Exactly reproduce the entries, dropping any pictures from your copy.

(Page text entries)
━━━━━━━━━━━━━━━━

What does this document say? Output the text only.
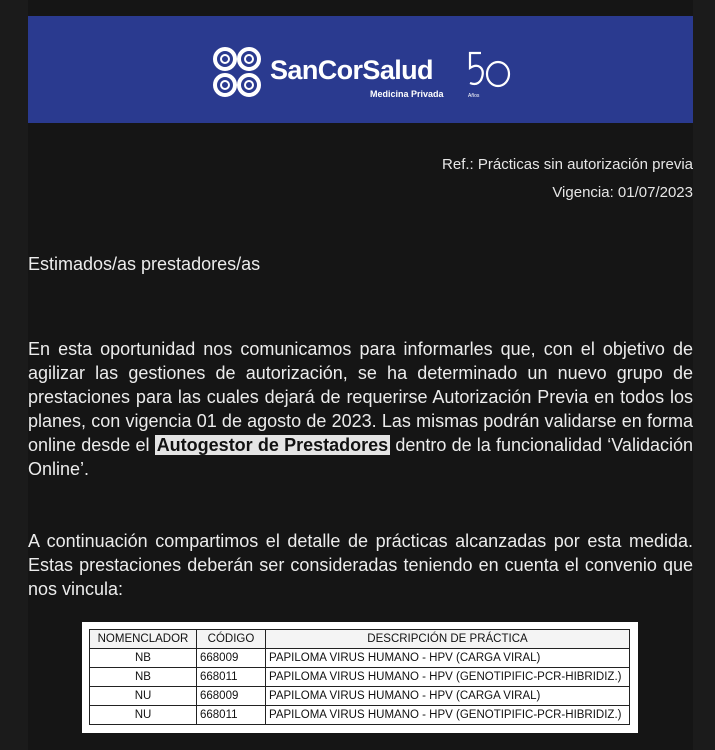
SanCorSalud
Medicina Privada	Años
Ref.: Prácticas sin autorización previa
Vigencia: 01/07/2023
Estimados/as prestadores/as
En esta oportunidad nos comunicamos para informarles que, con el objetivo de agilizar las gestiones de autorización, se ha determinado un nuevo grupo de prestaciones para las cuales dejará de requerirse Autorización Previa en todos los planes, con vigencia 01 de agosto de 2023. Las mismas podrán validarse en forma online desde el Autogestor de Prestadores dentro de la funcionalidad ‘Validación Online’.
A continuación compartimos el detalle de prácticas alcanzadas por esta medida. Estas prestaciones deberán ser consideradas teniendo en cuenta el convenio que nos vincula:
NOMENCLADOR	CÓDIGO	DESCRIPCIÓN DE PRÁCTICA
NB	668009	PAPILOMA VIRUS HUMANO - HPV (CARGA VIRAL)
NB	668011	PAPILOMA VIRUS HUMANO - HPV (GENOTIPIFIC-PCR-HIBRIDIZ.)
NU	668009	PAPILOMA VIRUS HUMANO - HPV (CARGA VIRAL)
NU	668011	PAPILOMA VIRUS HUMANO - HPV (GENOTIPIFIC-PCR-HIBRIDIZ.)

━━━━━━━━━━━━━━━━

SOLUTION FOR THIS PROBLEM:
What does this document say? Output the text only.
SanCorSalud
Medicina Privada	Años
Ref.: Prácticas sin autorización previa
Vigencia: 01/07/2023
Estimados/as prestadores/as
En esta oportunidad nos comunicamos para informarles que, con el objetivo de agilizar las gestiones de autorización, se ha determinado un nuevo grupo de prestaciones para las cuales dejará de requerirse Autorización Previa en todos los planes, con vigencia 01 de agosto de 2023. Las mismas podrán validarse en forma online desde el Autogestor de Prestadores dentro de la funcionalidad ‘Validación Online’.
A continuación compartimos el detalle de prácticas alcanzadas por esta medida. Estas prestaciones deberán ser consideradas teniendo en cuenta el convenio que nos vincula:
NOMENCLADOR	CÓDIGO	DESCRIPCIÓN DE PRÁCTICA
NB	668009	PAPILOMA VIRUS HUMANO - HPV (CARGA VIRAL)
NB	668011	PAPILOMA VIRUS HUMANO - HPV (GENOTIPIFIC-PCR-HIBRIDIZ.)
NU	668009	PAPILOMA VIRUS HUMANO - HPV (CARGA VIRAL)
NU	668011	PAPILOMA VIRUS HUMANO - HPV (GENOTIPIFIC-PCR-HIBRIDIZ.)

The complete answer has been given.